TO DO → Copy the data below exactly, omitting any picture it contains.

DATA SHOWN →
::::

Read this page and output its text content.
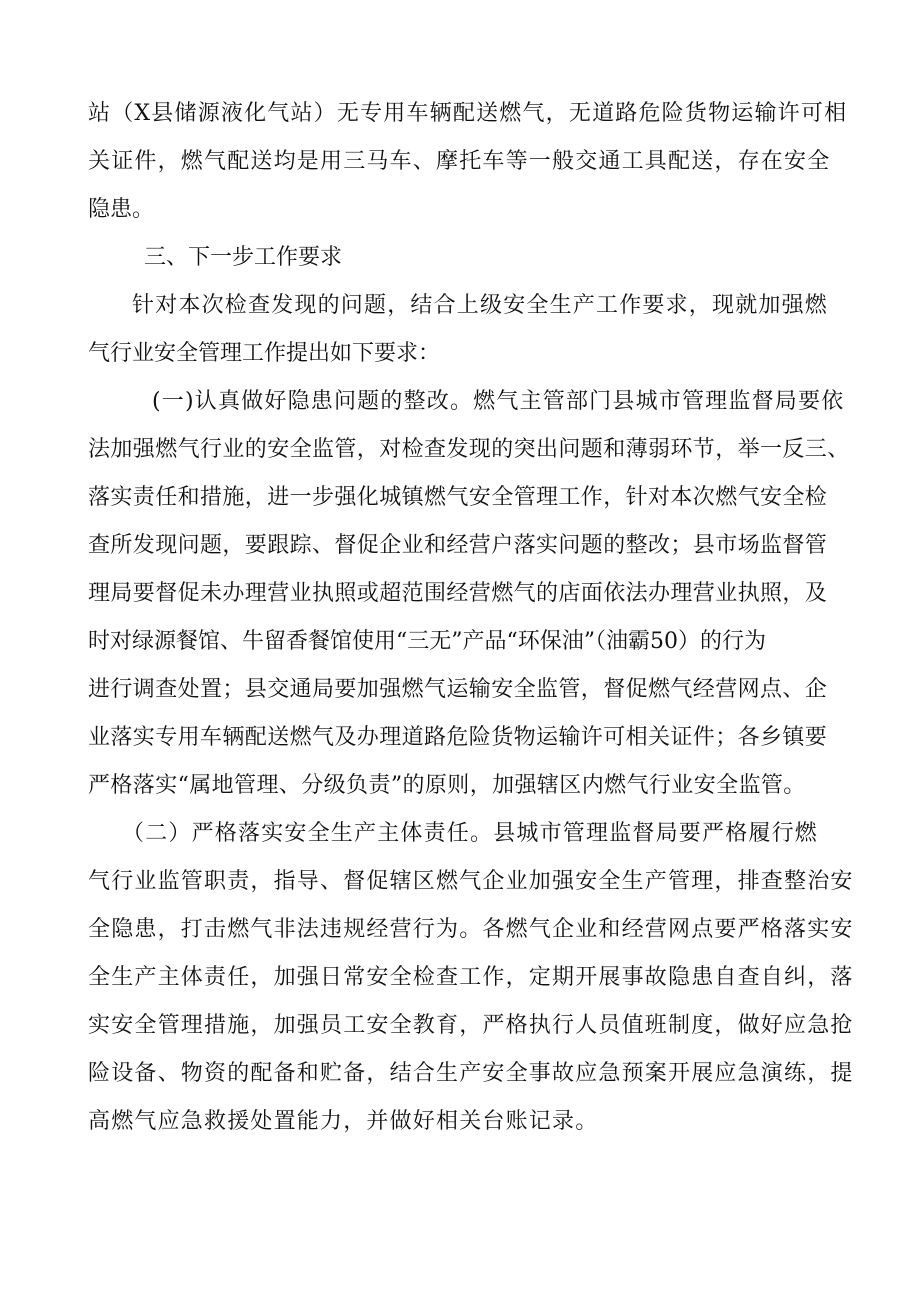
站（X县储源液化气站）无专用车辆配送燃气，无道路危险货物运输许可相
关证件，燃气配送均是用三马车、摩托车等一般交通工具配送，存在安全
隐患。
三、下一步工作要求
针对本次检查发现的问题，结合上级安全生产工作要求，现就加强燃
气行业安全管理工作提出如下要求：
(一)认真做好隐患问题的整改。燃气主管部门县城市管理监督局要依
法加强燃气行业的安全监管，对检查发现的突出问题和薄弱环节，举一反三、
落实责任和措施，进一步强化城镇燃气安全管理工作，针对本次燃气安全检
查所发现问题，要跟踪、督促企业和经营户落实问题的整改；县市场监督管
理局要督促未办理营业执照或超范围经营燃气的店面依法办理营业执照，及
时对绿源餐馆、牛留香餐馆使用“三无”产品“环保油”（油霸50）的行为
进行调查处置；县交通局要加强燃气运输安全监管，督促燃气经营网点、企
业落实专用车辆配送燃气及办理道路危险货物运输许可相关证件；各乡镇要
严格落实“属地管理、分级负责”的原则，加强辖区内燃气行业安全监管。
（二）严格落实安全生产主体责任。县城市管理监督局要严格履行燃
气行业监管职责，指导、督促辖区燃气企业加强安全生产管理，排查整治安
全隐患，打击燃气非法违规经营行为。各燃气企业和经营网点要严格落实安
全生产主体责任，加强日常安全检查工作，定期开展事故隐患自查自纠，落
实安全管理措施，加强员工安全教育，严格执行人员值班制度，做好应急抢
险设备、物资的配备和贮备，结合生产安全事故应急预案开展应急演练，提
高燃气应急救援处置能力，并做好相关台账记录。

::::

EXERCISE OUTPUT →
Read this page and output its text content.
站（X县储源液化气站）无专用车辆配送燃气，无道路危险货物运输许可相
关证件，燃气配送均是用三马车、摩托车等一般交通工具配送，存在安全
隐患。
三、下一步工作要求
针对本次检查发现的问题，结合上级安全生产工作要求，现就加强燃
气行业安全管理工作提出如下要求：
(一)认真做好隐患问题的整改。燃气主管部门县城市管理监督局要依
法加强燃气行业的安全监管，对检查发现的突出问题和薄弱环节，举一反三、
落实责任和措施，进一步强化城镇燃气安全管理工作，针对本次燃气安全检
查所发现问题，要跟踪、督促企业和经营户落实问题的整改；县市场监督管
理局要督促未办理营业执照或超范围经营燃气的店面依法办理营业执照，及
时对绿源餐馆、牛留香餐馆使用“三无”产品“环保油”（油霸50）的行为
进行调查处置；县交通局要加强燃气运输安全监管，督促燃气经营网点、企
业落实专用车辆配送燃气及办理道路危险货物运输许可相关证件；各乡镇要
严格落实“属地管理、分级负责”的原则，加强辖区内燃气行业安全监管。
（二）严格落实安全生产主体责任。县城市管理监督局要严格履行燃
气行业监管职责，指导、督促辖区燃气企业加强安全生产管理，排查整治安
全隐患，打击燃气非法违规经营行为。各燃气企业和经营网点要严格落实安
全生产主体责任，加强日常安全检查工作，定期开展事故隐患自查自纠，落
实安全管理措施，加强员工安全教育，严格执行人员值班制度，做好应急抢
险设备、物资的配备和贮备，结合生产安全事故应急预案开展应急演练，提
高燃气应急救援处置能力，并做好相关台账记录。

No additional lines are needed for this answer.